• WORKING DATA:
*-*-*

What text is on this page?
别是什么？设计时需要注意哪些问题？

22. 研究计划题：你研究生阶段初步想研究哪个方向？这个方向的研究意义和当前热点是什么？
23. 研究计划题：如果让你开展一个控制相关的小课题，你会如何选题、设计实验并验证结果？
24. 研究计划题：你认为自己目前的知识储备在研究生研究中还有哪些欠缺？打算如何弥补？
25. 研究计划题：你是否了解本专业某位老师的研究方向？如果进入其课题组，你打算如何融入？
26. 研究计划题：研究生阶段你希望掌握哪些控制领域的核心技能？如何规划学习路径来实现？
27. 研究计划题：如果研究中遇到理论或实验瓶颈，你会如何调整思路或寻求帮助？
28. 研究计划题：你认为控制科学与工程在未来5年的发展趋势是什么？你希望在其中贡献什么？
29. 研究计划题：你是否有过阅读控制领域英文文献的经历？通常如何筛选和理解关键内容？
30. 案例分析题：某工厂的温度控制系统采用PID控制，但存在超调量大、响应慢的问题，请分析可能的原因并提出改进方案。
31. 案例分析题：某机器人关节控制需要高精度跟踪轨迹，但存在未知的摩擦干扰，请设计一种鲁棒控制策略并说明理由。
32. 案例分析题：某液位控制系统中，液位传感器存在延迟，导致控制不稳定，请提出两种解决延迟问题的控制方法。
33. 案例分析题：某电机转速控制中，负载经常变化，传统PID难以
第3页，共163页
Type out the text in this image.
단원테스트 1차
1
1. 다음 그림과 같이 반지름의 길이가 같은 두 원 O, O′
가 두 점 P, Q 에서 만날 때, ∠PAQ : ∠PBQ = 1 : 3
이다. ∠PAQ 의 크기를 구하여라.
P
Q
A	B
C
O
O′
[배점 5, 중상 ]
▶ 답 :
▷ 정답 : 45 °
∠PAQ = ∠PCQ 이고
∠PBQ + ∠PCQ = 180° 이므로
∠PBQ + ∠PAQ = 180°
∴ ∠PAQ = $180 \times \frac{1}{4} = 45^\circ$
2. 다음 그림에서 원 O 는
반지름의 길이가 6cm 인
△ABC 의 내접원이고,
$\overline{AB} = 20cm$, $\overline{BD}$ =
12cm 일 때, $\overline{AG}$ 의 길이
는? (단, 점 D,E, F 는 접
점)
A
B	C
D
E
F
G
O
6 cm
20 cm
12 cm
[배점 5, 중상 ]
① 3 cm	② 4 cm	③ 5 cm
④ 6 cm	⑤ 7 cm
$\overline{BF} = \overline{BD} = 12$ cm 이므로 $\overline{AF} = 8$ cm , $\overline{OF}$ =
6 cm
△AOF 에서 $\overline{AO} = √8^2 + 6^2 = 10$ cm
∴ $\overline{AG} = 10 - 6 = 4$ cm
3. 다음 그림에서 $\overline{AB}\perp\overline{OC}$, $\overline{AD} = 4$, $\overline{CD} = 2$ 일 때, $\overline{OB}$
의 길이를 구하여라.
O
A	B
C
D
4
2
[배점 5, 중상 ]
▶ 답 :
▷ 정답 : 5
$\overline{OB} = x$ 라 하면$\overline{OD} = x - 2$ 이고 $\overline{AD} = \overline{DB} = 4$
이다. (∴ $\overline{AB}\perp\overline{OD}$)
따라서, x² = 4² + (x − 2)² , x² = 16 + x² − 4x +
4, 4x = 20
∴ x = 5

*-*-*

• WHAT IS ASKED:
Your task is to repeat the data exactly; please include every line.

• RESPONSE TO THE TASK:
What text is on this page?
别是什么？设计时需要注意哪些问题？

22. 研究计划题：你研究生阶段初步想研究哪个方向？这个方向的研究意义和当前热点是什么？
23. 研究计划题：如果让你开展一个控制相关的小课题，你会如何选题、设计实验并验证结果？
24. 研究计划题：你认为自己目前的知识储备在研究生研究中还有哪些欠缺？打算如何弥补？
25. 研究计划题：你是否了解本专业某位老师的研究方向？如果进入其课题组，你打算如何融入？
26. 研究计划题：研究生阶段你希望掌握哪些控制领域的核心技能？如何规划学习路径来实现？
27. 研究计划题：如果研究中遇到理论或实验瓶颈，你会如何调整思路或寻求帮助？
28. 研究计划题：你认为控制科学与工程在未来5年的发展趋势是什么？你希望在其中贡献什么？
29. 研究计划题：你是否有过阅读控制领域英文文献的经历？通常如何筛选和理解关键内容？
30. 案例分析题：某工厂的温度控制系统采用PID控制，但存在超调量大、响应慢的问题，请分析可能的原因并提出改进方案。
31. 案例分析题：某机器人关节控制需要高精度跟踪轨迹，但存在未知的摩擦干扰，请设计一种鲁棒控制策略并说明理由。
32. 案例分析题：某液位控制系统中，液位传感器存在延迟，导致控制不稳定，请提出两种解决延迟问题的控制方法。
33. 案例分析题：某电机转速控制中，负载经常变化，传统PID难以
第3页，共163页
Type out the text in this image.
단원테스트 1차
1
1. 다음 그림과 같이 반지름의 길이가 같은 두 원 O, O′
가 두 점 P, Q 에서 만날 때, ∠PAQ : ∠PBQ = 1 : 3
이다. ∠PAQ 의 크기를 구하여라.
P
Q
A	B
C
O
O′
[배점 5, 중상 ]
▶ 답 :
▷ 정답 : 45 °
∠PAQ = ∠PCQ 이고
∠PBQ + ∠PCQ = 180° 이므로
∠PBQ + ∠PAQ = 180°
∴ ∠PAQ = $180 \times \frac{1}{4} = 45^\circ$
2. 다음 그림에서 원 O 는
반지름의 길이가 6cm 인
△ABC 의 내접원이고,
$\overline{AB} = 20cm$, $\overline{BD}$ =
12cm 일 때, $\overline{AG}$ 의 길이
는? (단, 점 D,E, F 는 접
점)
A
B	C
D
E
F
G
O
6 cm
20 cm
12 cm
[배점 5, 중상 ]
① 3 cm	② 4 cm	③ 5 cm
④ 6 cm	⑤ 7 cm
$\overline{BF} = \overline{BD} = 12$ cm 이므로 $\overline{AF} = 8$ cm , $\overline{OF}$ =
6 cm
△AOF 에서 $\overline{AO} = √8^2 + 6^2 = 10$ cm
∴ $\overline{AG} = 10 - 6 = 4$ cm
3. 다음 그림에서 $\overline{AB}\perp\overline{OC}$, $\overline{AD} = 4$, $\overline{CD} = 2$ 일 때, $\overline{OB}$
의 길이를 구하여라.
O
A	B
C
D
4
2
[배점 5, 중상 ]
▶ 답 :
▷ 정답 : 5
$\overline{OB} = x$ 라 하면$\overline{OD} = x - 2$ 이고 $\overline{AD} = \overline{DB} = 4$
이다. (∴ $\overline{AB}\perp\overline{OD}$)
따라서, x² = 4² + (x − 2)² , x² = 16 + x² − 4x +
4, 4x = 20
∴ x = 5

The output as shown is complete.